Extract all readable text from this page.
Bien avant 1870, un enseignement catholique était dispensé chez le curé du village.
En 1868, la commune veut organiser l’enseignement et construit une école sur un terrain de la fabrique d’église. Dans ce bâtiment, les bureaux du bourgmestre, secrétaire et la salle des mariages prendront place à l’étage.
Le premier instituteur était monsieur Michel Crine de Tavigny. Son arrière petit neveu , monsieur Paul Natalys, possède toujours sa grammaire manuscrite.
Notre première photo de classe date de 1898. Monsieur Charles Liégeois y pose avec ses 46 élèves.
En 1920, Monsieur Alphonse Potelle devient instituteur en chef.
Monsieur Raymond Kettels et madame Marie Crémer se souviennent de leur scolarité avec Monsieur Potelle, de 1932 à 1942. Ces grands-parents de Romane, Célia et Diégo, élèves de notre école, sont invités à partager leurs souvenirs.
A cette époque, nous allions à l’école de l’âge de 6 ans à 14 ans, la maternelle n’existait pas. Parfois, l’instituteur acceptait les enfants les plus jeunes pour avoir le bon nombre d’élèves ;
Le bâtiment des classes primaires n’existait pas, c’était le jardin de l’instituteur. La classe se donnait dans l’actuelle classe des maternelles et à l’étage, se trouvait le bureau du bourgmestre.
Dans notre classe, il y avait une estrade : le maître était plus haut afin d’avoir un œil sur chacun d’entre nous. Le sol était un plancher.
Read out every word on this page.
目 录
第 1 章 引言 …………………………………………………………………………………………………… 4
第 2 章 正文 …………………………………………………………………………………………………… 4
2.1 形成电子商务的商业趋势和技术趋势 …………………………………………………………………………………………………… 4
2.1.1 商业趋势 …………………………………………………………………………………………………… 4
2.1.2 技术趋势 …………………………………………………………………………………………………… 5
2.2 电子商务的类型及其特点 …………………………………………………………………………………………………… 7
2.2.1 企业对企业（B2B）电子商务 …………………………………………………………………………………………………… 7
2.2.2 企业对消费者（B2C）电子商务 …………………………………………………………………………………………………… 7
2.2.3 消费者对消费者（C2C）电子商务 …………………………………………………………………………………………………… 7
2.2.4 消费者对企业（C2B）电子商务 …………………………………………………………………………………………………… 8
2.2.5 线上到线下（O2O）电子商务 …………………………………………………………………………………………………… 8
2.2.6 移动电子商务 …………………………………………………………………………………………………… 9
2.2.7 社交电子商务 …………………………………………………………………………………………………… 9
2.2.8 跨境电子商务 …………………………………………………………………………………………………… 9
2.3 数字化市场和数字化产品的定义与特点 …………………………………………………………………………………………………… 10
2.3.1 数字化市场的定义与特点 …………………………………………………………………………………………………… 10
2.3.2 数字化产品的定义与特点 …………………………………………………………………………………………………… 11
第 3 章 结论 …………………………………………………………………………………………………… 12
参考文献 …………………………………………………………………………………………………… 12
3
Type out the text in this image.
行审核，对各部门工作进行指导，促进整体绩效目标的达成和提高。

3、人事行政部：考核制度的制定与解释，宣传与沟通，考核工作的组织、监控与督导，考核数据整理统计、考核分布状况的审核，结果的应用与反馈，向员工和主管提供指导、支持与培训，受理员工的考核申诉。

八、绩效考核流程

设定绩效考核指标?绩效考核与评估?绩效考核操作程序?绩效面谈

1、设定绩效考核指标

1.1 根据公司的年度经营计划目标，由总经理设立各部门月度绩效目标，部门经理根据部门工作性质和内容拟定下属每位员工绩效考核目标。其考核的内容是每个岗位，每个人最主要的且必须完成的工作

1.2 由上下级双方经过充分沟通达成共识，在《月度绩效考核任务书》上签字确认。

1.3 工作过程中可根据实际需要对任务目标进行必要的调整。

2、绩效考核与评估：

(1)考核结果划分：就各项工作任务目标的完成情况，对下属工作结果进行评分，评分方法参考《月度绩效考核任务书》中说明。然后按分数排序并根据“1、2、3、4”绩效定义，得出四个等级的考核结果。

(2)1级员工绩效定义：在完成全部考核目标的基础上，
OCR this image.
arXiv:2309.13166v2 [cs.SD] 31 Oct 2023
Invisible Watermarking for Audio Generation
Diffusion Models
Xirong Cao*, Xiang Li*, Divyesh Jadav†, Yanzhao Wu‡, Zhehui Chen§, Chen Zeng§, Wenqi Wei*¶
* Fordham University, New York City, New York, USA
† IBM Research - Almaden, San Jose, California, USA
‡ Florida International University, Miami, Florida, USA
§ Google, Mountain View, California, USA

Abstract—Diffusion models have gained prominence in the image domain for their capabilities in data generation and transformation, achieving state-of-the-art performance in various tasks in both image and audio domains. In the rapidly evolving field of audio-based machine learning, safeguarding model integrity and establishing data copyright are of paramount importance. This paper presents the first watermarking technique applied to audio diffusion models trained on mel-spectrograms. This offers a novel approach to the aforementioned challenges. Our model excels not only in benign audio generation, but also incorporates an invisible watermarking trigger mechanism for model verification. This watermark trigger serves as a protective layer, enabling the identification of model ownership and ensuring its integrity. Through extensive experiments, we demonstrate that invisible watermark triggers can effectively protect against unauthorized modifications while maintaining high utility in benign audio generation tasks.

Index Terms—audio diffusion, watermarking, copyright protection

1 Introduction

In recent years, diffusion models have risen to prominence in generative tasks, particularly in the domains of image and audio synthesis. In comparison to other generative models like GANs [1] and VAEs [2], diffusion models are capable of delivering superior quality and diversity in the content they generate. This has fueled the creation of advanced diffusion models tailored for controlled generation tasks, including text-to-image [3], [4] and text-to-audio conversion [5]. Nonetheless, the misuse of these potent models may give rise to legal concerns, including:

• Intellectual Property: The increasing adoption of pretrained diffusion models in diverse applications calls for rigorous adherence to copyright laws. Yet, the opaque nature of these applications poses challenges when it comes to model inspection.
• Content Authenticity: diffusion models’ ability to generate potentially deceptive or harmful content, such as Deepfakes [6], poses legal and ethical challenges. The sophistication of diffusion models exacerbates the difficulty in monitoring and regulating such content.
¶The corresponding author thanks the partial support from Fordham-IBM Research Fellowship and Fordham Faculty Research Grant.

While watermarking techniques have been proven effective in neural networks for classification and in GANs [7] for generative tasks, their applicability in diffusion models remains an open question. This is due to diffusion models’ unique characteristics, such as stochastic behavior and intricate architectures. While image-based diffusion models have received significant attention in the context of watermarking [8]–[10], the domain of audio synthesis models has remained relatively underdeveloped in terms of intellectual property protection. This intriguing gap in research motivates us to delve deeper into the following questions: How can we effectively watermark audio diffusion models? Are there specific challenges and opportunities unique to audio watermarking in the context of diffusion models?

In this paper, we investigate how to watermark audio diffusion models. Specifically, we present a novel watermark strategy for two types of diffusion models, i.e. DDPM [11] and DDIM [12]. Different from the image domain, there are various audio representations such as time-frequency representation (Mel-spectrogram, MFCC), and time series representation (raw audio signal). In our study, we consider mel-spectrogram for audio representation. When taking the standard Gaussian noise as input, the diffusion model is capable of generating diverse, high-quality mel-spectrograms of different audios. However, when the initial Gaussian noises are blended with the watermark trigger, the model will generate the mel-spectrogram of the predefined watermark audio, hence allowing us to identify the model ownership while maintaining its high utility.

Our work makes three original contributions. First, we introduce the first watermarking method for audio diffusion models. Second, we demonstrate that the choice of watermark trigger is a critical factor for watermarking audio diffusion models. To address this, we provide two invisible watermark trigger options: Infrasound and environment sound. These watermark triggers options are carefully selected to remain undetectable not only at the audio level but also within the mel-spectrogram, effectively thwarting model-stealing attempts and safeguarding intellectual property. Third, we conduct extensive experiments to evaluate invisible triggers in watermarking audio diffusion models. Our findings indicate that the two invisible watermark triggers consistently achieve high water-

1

..............................

— Task prompt —
Copy out each line exactly.

— Full solution —
Extract all readable text from this page.
Bien avant 1870, un enseignement catholique était dispensé chez le curé du village.
En 1868, la commune veut organiser l’enseignement et construit une école sur un terrain de la fabrique d’église. Dans ce bâtiment, les bureaux du bourgmestre, secrétaire et la salle des mariages prendront place à l’étage.
Le premier instituteur était monsieur Michel Crine de Tavigny. Son arrière petit neveu , monsieur Paul Natalys, possède toujours sa grammaire manuscrite.
Notre première photo de classe date de 1898. Monsieur Charles Liégeois y pose avec ses 46 élèves.
En 1920, Monsieur Alphonse Potelle devient instituteur en chef.
Monsieur Raymond Kettels et madame Marie Crémer se souviennent de leur scolarité avec Monsieur Potelle, de 1932 à 1942. Ces grands-parents de Romane, Célia et Diégo, élèves de notre école, sont invités à partager leurs souvenirs.
A cette époque, nous allions à l’école de l’âge de 6 ans à 14 ans, la maternelle n’existait pas. Parfois, l’instituteur acceptait les enfants les plus jeunes pour avoir le bon nombre d’élèves ;
Le bâtiment des classes primaires n’existait pas, c’était le jardin de l’instituteur. La classe se donnait dans l’actuelle classe des maternelles et à l’étage, se trouvait le bureau du bourgmestre.
Dans notre classe, il y avait une estrade : le maître était plus haut afin d’avoir un œil sur chacun d’entre nous. Le sol était un plancher.
Read out every word on this page.
目 录
第 1 章 引言 …………………………………………………………………………………………………… 4
第 2 章 正文 …………………………………………………………………………………………………… 4
2.1 形成电子商务的商业趋势和技术趋势 …………………………………………………………………………………………………… 4
2.1.1 商业趋势 …………………………………………………………………………………………………… 4
2.1.2 技术趋势 …………………………………………………………………………………………………… 5
2.2 电子商务的类型及其特点 …………………………………………………………………………………………………… 7
2.2.1 企业对企业（B2B）电子商务 …………………………………………………………………………………………………… 7
2.2.2 企业对消费者（B2C）电子商务 …………………………………………………………………………………………………… 7
2.2.3 消费者对消费者（C2C）电子商务 …………………………………………………………………………………………………… 7
2.2.4 消费者对企业（C2B）电子商务 …………………………………………………………………………………………………… 8
2.2.5 线上到线下（O2O）电子商务 …………………………………………………………………………………………………… 8
2.2.6 移动电子商务 …………………………………………………………………………………………………… 9
2.2.7 社交电子商务 …………………………………………………………………………………………………… 9
2.2.8 跨境电子商务 …………………………………………………………………………………………………… 9
2.3 数字化市场和数字化产品的定义与特点 …………………………………………………………………………………………………… 10
2.3.1 数字化市场的定义与特点 …………………………………………………………………………………………………… 10
2.3.2 数字化产品的定义与特点 …………………………………………………………………………………………………… 11
第 3 章 结论 …………………………………………………………………………………………………… 12
参考文献 …………………………………………………………………………………………………… 12
3
Type out the text in this image.
行审核，对各部门工作进行指导，促进整体绩效目标的达成和提高。

3、人事行政部：考核制度的制定与解释，宣传与沟通，考核工作的组织、监控与督导，考核数据整理统计、考核分布状况的审核，结果的应用与反馈，向员工和主管提供指导、支持与培训，受理员工的考核申诉。

八、绩效考核流程

设定绩效考核指标?绩效考核与评估?绩效考核操作程序?绩效面谈

1、设定绩效考核指标

1.1 根据公司的年度经营计划目标，由总经理设立各部门月度绩效目标，部门经理根据部门工作性质和内容拟定下属每位员工绩效考核目标。其考核的内容是每个岗位，每个人最主要的且必须完成的工作

1.2 由上下级双方经过充分沟通达成共识，在《月度绩效考核任务书》上签字确认。

1.3 工作过程中可根据实际需要对任务目标进行必要的调整。

2、绩效考核与评估：

(1)考核结果划分：就各项工作任务目标的完成情况，对下属工作结果进行评分，评分方法参考《月度绩效考核任务书》中说明。然后按分数排序并根据“1、2、3、4”绩效定义，得出四个等级的考核结果。

(2)1级员工绩效定义：在完成全部考核目标的基础上，
OCR this image.
arXiv:2309.13166v2 [cs.SD] 31 Oct 2023
Invisible Watermarking for Audio Generation
Diffusion Models
Xirong Cao*, Xiang Li*, Divyesh Jadav†, Yanzhao Wu‡, Zhehui Chen§, Chen Zeng§, Wenqi Wei*¶
* Fordham University, New York City, New York, USA
† IBM Research - Almaden, San Jose, California, USA
‡ Florida International University, Miami, Florida, USA
§ Google, Mountain View, California, USA

Abstract—Diffusion models have gained prominence in the image domain for their capabilities in data generation and transformation, achieving state-of-the-art performance in various tasks in both image and audio domains. In the rapidly evolving field of audio-based machine learning, safeguarding model integrity and establishing data copyright are of paramount importance. This paper presents the first watermarking technique applied to audio diffusion models trained on mel-spectrograms. This offers a novel approach to the aforementioned challenges. Our model excels not only in benign audio generation, but also incorporates an invisible watermarking trigger mechanism for model verification. This watermark trigger serves as a protective layer, enabling the identification of model ownership and ensuring its integrity. Through extensive experiments, we demonstrate that invisible watermark triggers can effectively protect against unauthorized modifications while maintaining high utility in benign audio generation tasks.

Index Terms—audio diffusion, watermarking, copyright protection

1 Introduction

In recent years, diffusion models have risen to prominence in generative tasks, particularly in the domains of image and audio synthesis. In comparison to other generative models like GANs [1] and VAEs [2], diffusion models are capable of delivering superior quality and diversity in the content they generate. This has fueled the creation of advanced diffusion models tailored for controlled generation tasks, including text-to-image [3], [4] and text-to-audio conversion [5]. Nonetheless, the misuse of these potent models may give rise to legal concerns, including:

• Intellectual Property: The increasing adoption of pretrained diffusion models in diverse applications calls for rigorous adherence to copyright laws. Yet, the opaque nature of these applications poses challenges when it comes to model inspection.
• Content Authenticity: diffusion models’ ability to generate potentially deceptive or harmful content, such as Deepfakes [6], poses legal and ethical challenges. The sophistication of diffusion models exacerbates the difficulty in monitoring and regulating such content.
¶The corresponding author thanks the partial support from Fordham-IBM Research Fellowship and Fordham Faculty Research Grant.

While watermarking techniques have been proven effective in neural networks for classification and in GANs [7] for generative tasks, their applicability in diffusion models remains an open question. This is due to diffusion models’ unique characteristics, such as stochastic behavior and intricate architectures. While image-based diffusion models have received significant attention in the context of watermarking [8]–[10], the domain of audio synthesis models has remained relatively underdeveloped in terms of intellectual property protection. This intriguing gap in research motivates us to delve deeper into the following questions: How can we effectively watermark audio diffusion models? Are there specific challenges and opportunities unique to audio watermarking in the context of diffusion models?

In this paper, we investigate how to watermark audio diffusion models. Specifically, we present a novel watermark strategy for two types of diffusion models, i.e. DDPM [11] and DDIM [12]. Different from the image domain, there are various audio representations such as time-frequency representation (Mel-spectrogram, MFCC), and time series representation (raw audio signal). In our study, we consider mel-spectrogram for audio representation. When taking the standard Gaussian noise as input, the diffusion model is capable of generating diverse, high-quality mel-spectrograms of different audios. However, when the initial Gaussian noises are blended with the watermark trigger, the model will generate the mel-spectrogram of the predefined watermark audio, hence allowing us to identify the model ownership while maintaining its high utility.

Our work makes three original contributions. First, we introduce the first watermarking method for audio diffusion models. Second, we demonstrate that the choice of watermark trigger is a critical factor for watermarking audio diffusion models. To address this, we provide two invisible watermark trigger options: Infrasound and environment sound. These watermark triggers options are carefully selected to remain undetectable not only at the audio level but also within the mel-spectrogram, effectively thwarting model-stealing attempts and safeguarding intellectual property. Third, we conduct extensive experiments to evaluate invisible triggers in watermarking audio diffusion models. Our findings indicate that the two invisible watermark triggers consistently achieve high water-

1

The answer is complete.